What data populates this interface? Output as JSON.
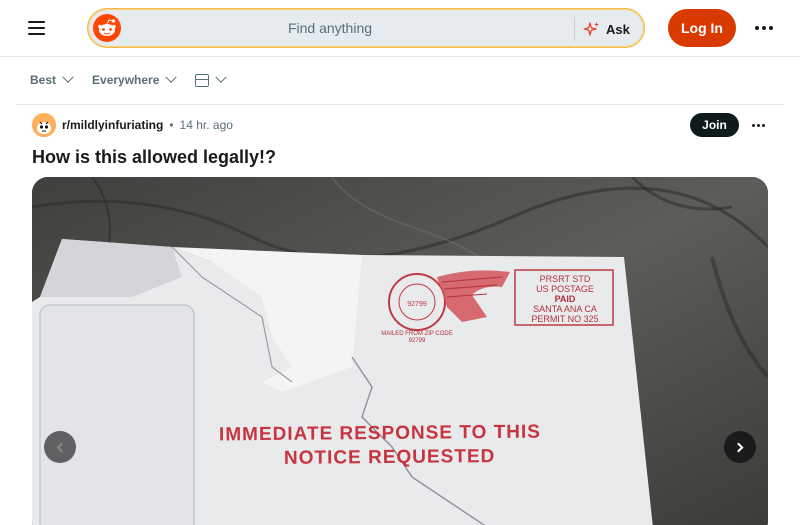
{
  "header": {
    "search_placeholder": "Find anything",
    "ask_label": "Ask",
    "login_label": "Log In",
    "accent_color": "#d93a00"
  },
  "filters": {
    "sort_label": "Best",
    "location_label": "Everywhere",
    "view_icon": "card-view-icon"
  },
  "post": {
    "subreddit": "r/mildlyinfuriating",
    "separator": "•",
    "time_ago": "14 hr. ago",
    "join_label": "Join",
    "title": "How is this allowed legally!?"
  },
  "image": {
    "stamp_permit": {
      "line1": "PRSRT STD",
      "line2": "US POSTAGE",
      "line3": "PAID",
      "line4": "SANTA ANA CA",
      "line5": "PERMIT NO 325"
    },
    "stamp_circle": "MAILED FROM ZIP CODE 92799",
    "notice_line1": "IMMEDIATE RESPONSE TO THIS",
    "notice_line2": "NOTICE REQUESTED"
  }
}
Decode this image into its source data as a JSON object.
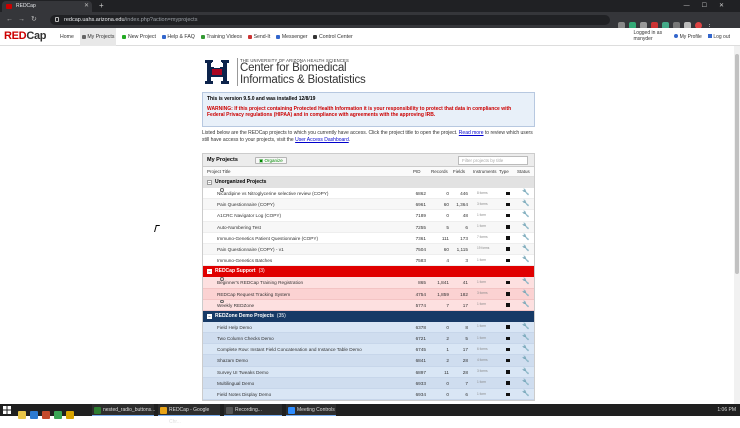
{
  "browser": {
    "tab_title": "REDCap",
    "url_host": "redcap.uahs.arizona.edu",
    "url_path": "/index.php?action=myprojects"
  },
  "nav": {
    "logo_red": "RED",
    "logo_dark": "Cap",
    "items": [
      {
        "label": "Home",
        "color": "#666"
      },
      {
        "label": "My Projects",
        "color": "#666",
        "active": true
      },
      {
        "label": "New Project",
        "color": "#2a2"
      },
      {
        "label": "Help & FAQ",
        "color": "#36c"
      },
      {
        "label": "Training Videos",
        "color": "#393"
      },
      {
        "label": "Send-It",
        "color": "#c33"
      },
      {
        "label": "Messenger",
        "color": "#36c"
      },
      {
        "label": "Control Center",
        "color": "#333"
      }
    ],
    "logged_line1": "Logged in as",
    "logged_line2": "msnyder",
    "my_profile": "My Profile",
    "log_out": "Log out"
  },
  "header": {
    "univ": "THE UNIVERSITY OF ARIZONA HEALTH SCIENCES",
    "center_line1": "Center for Biomedical",
    "center_line2": "Informatics & Biostatistics"
  },
  "notice": {
    "version": "This is version 9.5.0 and was installed 12/8/19",
    "warning": "WARNING: If this project containing Protected Health Information it is your responsibility to protect that data in compliance with Federal Privacy regulations (HIPAA) and in compliance with agreements with the approving IRB."
  },
  "intro": {
    "text1": "Listed below are the REDCap projects to which you currently have access. Click the project title to open the project.",
    "read_more": "Read more",
    "text2": "to review which users still have access to your projects, visit the",
    "dashboard_link": "User Access Dashboard"
  },
  "projects": {
    "title": "My Projects",
    "organize": "Organize",
    "filter_placeholder": "Filter projects by title",
    "columns": {
      "title": "Project Title",
      "pid": "PID",
      "records": "Records",
      "fields": "Fields",
      "instruments": "Instruments",
      "type": "Type",
      "status": "Status"
    },
    "folders": [
      {
        "name": "Unorganized Projects",
        "count": "",
        "style": "gray",
        "rows": [
          {
            "name": "Nicardipine vs Nitroglycerine selective review (COPY)",
            "q": true,
            "pid": "6862",
            "records": "0",
            "fields": "446",
            "instruments": "8 forms"
          },
          {
            "name": "Pain Questionnaire (COPY)",
            "q": false,
            "pid": "6961",
            "records": "60",
            "fields": "1,364",
            "instruments": "3 forms"
          },
          {
            "name": "A1CRC Navigator Log (COPY)",
            "q": false,
            "pid": "7189",
            "records": "0",
            "fields": "48",
            "instruments": "1 form"
          },
          {
            "name": "Auto-Numbering Test",
            "q": false,
            "pid": "7255",
            "records": "5",
            "fields": "6",
            "instruments": "1 form"
          },
          {
            "name": "Immuno-Genetics Patient Questionnaire (COPY)",
            "q": false,
            "pid": "7361",
            "records": "111",
            "fields": "173",
            "instruments": "7 forms"
          },
          {
            "name": "Pain Questionnaire (COPY) - v1",
            "q": false,
            "pid": "7504",
            "records": "60",
            "fields": "1,115",
            "instruments": "19 forms"
          },
          {
            "name": "Immuno-Genetics Batches",
            "q": false,
            "pid": "7583",
            "records": "4",
            "fields": "3",
            "instruments": "1 form"
          }
        ]
      },
      {
        "name": "REDCap Support",
        "count": "(3)",
        "style": "red",
        "rows": [
          {
            "name": "Beginner's REDCap Training Registration",
            "q": true,
            "pid": "865",
            "records": "1,841",
            "fields": "41",
            "instruments": "1 form"
          },
          {
            "name": "REDCap Request Tracking System",
            "q": false,
            "pid": "4754",
            "records": "1,859",
            "fields": "182",
            "instruments": "3 forms"
          },
          {
            "name": "Weekly REDZone",
            "q": true,
            "pid": "5774",
            "records": "7",
            "fields": "17",
            "instruments": "1 form"
          }
        ]
      },
      {
        "name": "REDZone Demo Projects",
        "count": "(35)",
        "style": "blue",
        "rows": [
          {
            "name": "Field Help Demo",
            "q": false,
            "pid": "6378",
            "records": "0",
            "fields": "8",
            "instruments": "1 form"
          },
          {
            "name": "Two Column Checks Demo",
            "q": false,
            "pid": "6721",
            "records": "2",
            "fields": "5",
            "instruments": "1 form"
          },
          {
            "name": "Complete Row: Instant Field Concatenation and Instance Table Demo",
            "q": false,
            "pid": "6745",
            "records": "1",
            "fields": "17",
            "instruments": "6 forms"
          },
          {
            "name": "Shazam Demo",
            "q": false,
            "pid": "6841",
            "records": "2",
            "fields": "28",
            "instruments": "4 forms"
          },
          {
            "name": "Survey UI Tweaks Demo",
            "q": false,
            "pid": "6897",
            "records": "11",
            "fields": "28",
            "instruments": "3 forms"
          },
          {
            "name": "Multilingual Demo",
            "q": false,
            "pid": "6933",
            "records": "0",
            "fields": "7",
            "instruments": "1 form"
          },
          {
            "name": "Field Notes Display Demo",
            "q": false,
            "pid": "6934",
            "records": "0",
            "fields": "6",
            "instruments": "1 form"
          }
        ]
      }
    ]
  },
  "taskbar": {
    "windows": [
      {
        "label": "nested_radio_buttons...",
        "color": "#2e7d32"
      },
      {
        "label": "REDCap - Google Chr...",
        "color": "#e8a317"
      },
      {
        "label": "Recording...",
        "color": "#555"
      },
      {
        "label": "Meeting Controls",
        "color": "#2d8cff"
      }
    ],
    "clock": "1:06 PM"
  }
}
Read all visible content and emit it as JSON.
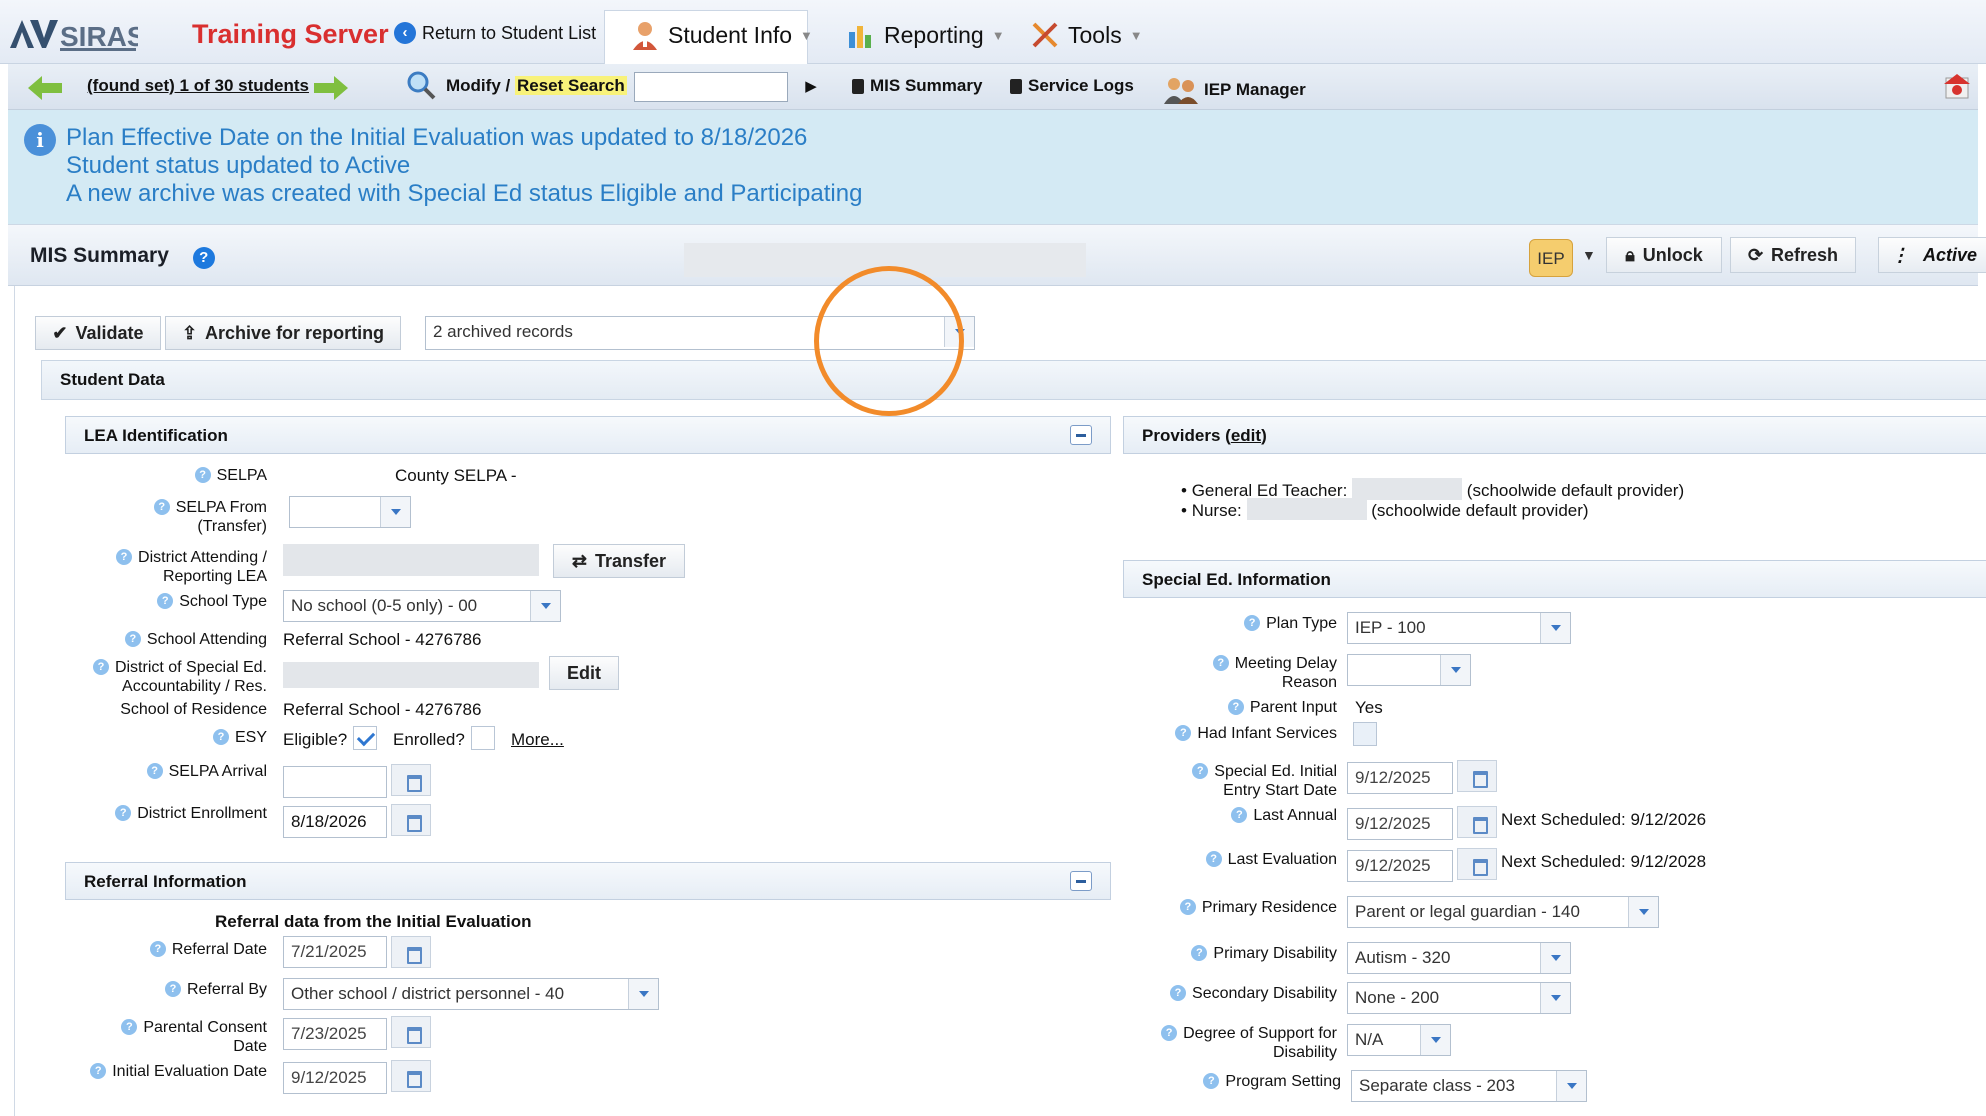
{
  "header": {
    "logo_text": "SIRAS",
    "server_name": "Training Server",
    "return_label": "Return to Student List",
    "menus": [
      "Student Info",
      "Reporting",
      "Tools"
    ]
  },
  "toolbar": {
    "found_set": "(found set) 1 of 30 students",
    "modify": "Modify",
    "separator": "/",
    "reset_search": "Reset Search",
    "search_value": "",
    "mis_summary": "MIS Summary",
    "service_logs": "Service Logs",
    "iep_manager": "IEP Manager"
  },
  "banner": {
    "lines": [
      "Plan Effective Date on the Initial Evaluation was updated to 8/18/2026",
      "Student status updated to Active",
      "A new archive was created with Special Ed status Eligible and Participating"
    ]
  },
  "mis_header": {
    "title": "MIS Summary",
    "iep_badge": "IEP",
    "unlock": "Unlock",
    "refresh": "Refresh",
    "status": "Active"
  },
  "actions": {
    "validate": "Validate",
    "archive": "Archive for reporting",
    "archived_records": "2 archived records"
  },
  "student_data": {
    "title": "Student Data"
  },
  "lea": {
    "title": "LEA Identification",
    "selpa_label": "SELPA",
    "selpa_value": "County SELPA -",
    "selpa_from_label": "SELPA From (Transfer)",
    "district_attending_label": "District Attending / Reporting LEA",
    "transfer_button": "Transfer",
    "school_type_label": "School Type",
    "school_type_value": "No school (0-5 only) - 00",
    "school_attending_label": "School Attending",
    "school_attending_value": "Referral School - 4276786",
    "district_special_ed_label": "District of Special Ed. Accountability / Res.",
    "edit_button": "Edit",
    "school_residence_label": "School of Residence",
    "school_residence_value": "Referral School - 4276786",
    "esy_label": "ESY",
    "eligible_label": "Eligible?",
    "enrolled_label": "Enrolled?",
    "more_link": "More...",
    "selpa_arrival_label": "SELPA Arrival",
    "district_enrollment_label": "District Enrollment",
    "district_enrollment_value": "8/18/2026"
  },
  "referral": {
    "title": "Referral Information",
    "subtitle": "Referral data from the Initial Evaluation",
    "referral_date_label": "Referral Date",
    "referral_date_value": "7/21/2025",
    "referral_by_label": "Referral By",
    "referral_by_value": "Other school / district personnel - 40",
    "parental_consent_label": "Parental Consent Date",
    "parental_consent_value": "7/23/2025",
    "initial_eval_label": "Initial Evaluation Date",
    "initial_eval_value": "9/12/2025"
  },
  "providers": {
    "title": "Providers",
    "edit_link": "edit",
    "general_ed_label": "General Ed Teacher:",
    "general_ed_note": "(schoolwide default provider)",
    "nurse_label": "Nurse:",
    "nurse_note": "(schoolwide default provider)"
  },
  "special_ed": {
    "title": "Special Ed. Information",
    "plan_type_label": "Plan Type",
    "plan_type_value": "IEP - 100",
    "meeting_delay_label": "Meeting Delay Reason",
    "parent_input_label": "Parent Input",
    "parent_input_value": "Yes",
    "infant_services_label": "Had Infant Services",
    "initial_entry_label": "Special Ed. Initial Entry Start Date",
    "initial_entry_value": "9/12/2025",
    "last_annual_label": "Last Annual",
    "last_annual_value": "9/12/2025",
    "next_annual": "Next Scheduled: 9/12/2026",
    "last_eval_label": "Last Evaluation",
    "last_eval_value": "9/12/2025",
    "next_eval": "Next Scheduled: 9/12/2028",
    "primary_residence_label": "Primary Residence",
    "primary_residence_value": "Parent or legal guardian - 140",
    "primary_disability_label": "Primary Disability",
    "primary_disability_value": "Autism - 320",
    "secondary_disability_label": "Secondary Disability",
    "secondary_disability_value": "None - 200",
    "degree_support_label": "Degree of Support for Disability",
    "degree_support_value": "N/A",
    "program_setting_label": "Program Setting",
    "program_setting_value": "Separate class - 203"
  },
  "colors": {
    "server_name": "#d92f2f",
    "banner_text": "#2a7ec6",
    "banner_bg": "#d4eaf4",
    "highlight_ring": "#f28b2a"
  }
}
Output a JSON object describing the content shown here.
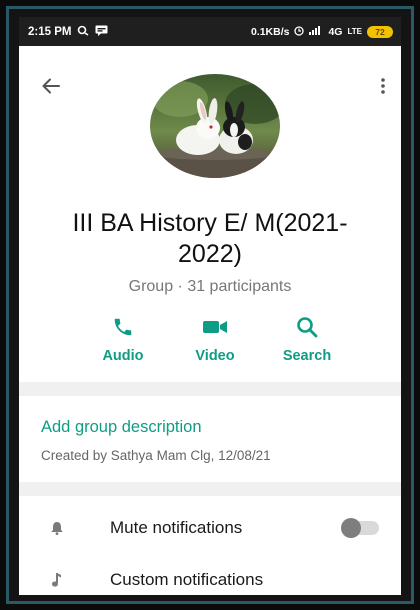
{
  "status_bar": {
    "time": "2:15 PM",
    "network_speed": "0.1KB/s",
    "network_type": "4G",
    "lte_label": "LTE",
    "battery": "72"
  },
  "header": {
    "back_icon": "arrow-left-icon",
    "menu_icon": "more-vertical-icon"
  },
  "group": {
    "name": "III BA History E/ M(2021-2022)",
    "meta": "Group · 31 participants"
  },
  "actions": [
    {
      "label": "Audio",
      "icon": "phone-icon"
    },
    {
      "label": "Video",
      "icon": "video-camera-icon"
    },
    {
      "label": "Search",
      "icon": "search-icon"
    }
  ],
  "description": {
    "add_label": "Add group description",
    "created_by": "Created by Sathya Mam Clg, 12/08/21"
  },
  "settings": [
    {
      "label": "Mute notifications",
      "icon": "bell-icon",
      "toggle_on": false
    },
    {
      "label": "Custom notifications",
      "icon": "music-note-icon"
    }
  ],
  "colors": {
    "accent": "#0e9d84",
    "status_bar": "#1f1f1f",
    "battery": "#f2c200"
  }
}
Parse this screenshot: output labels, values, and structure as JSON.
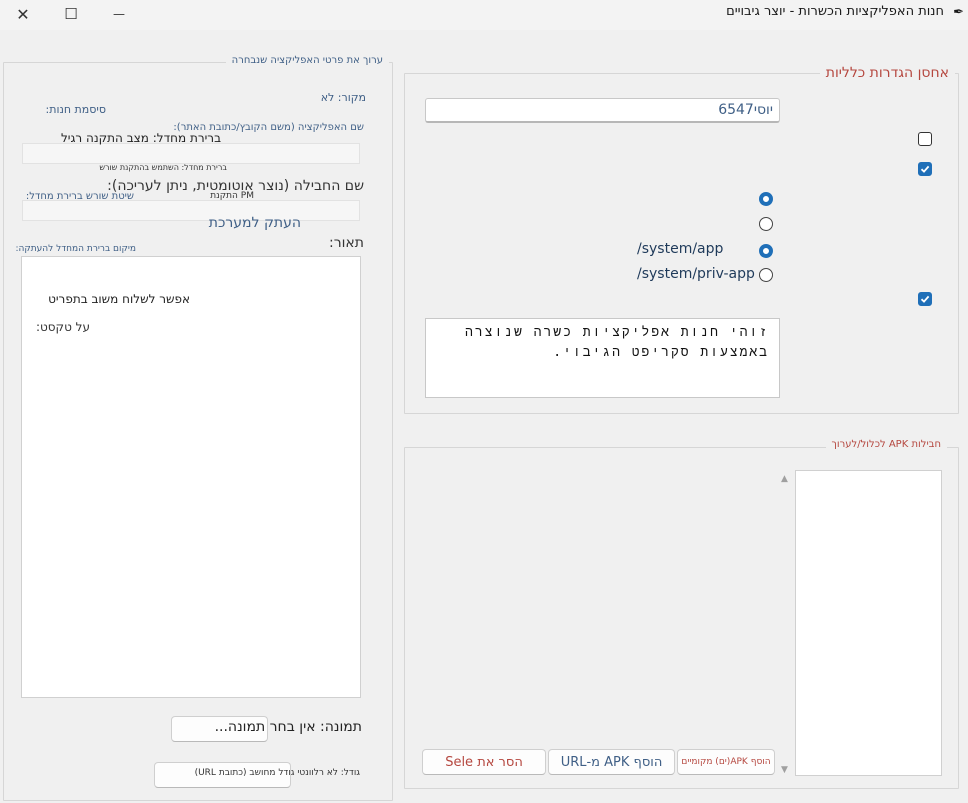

DESCRIPTION OF THE TASK:
Copy every line of the records above that holds the word "have".

SOLVED PROBLEM:
    "text1": "Listed below are the REDCap projects to which you currently have access. Click the project title to open the project.",
    "text2": "to review which users still have access to your projects, visit the",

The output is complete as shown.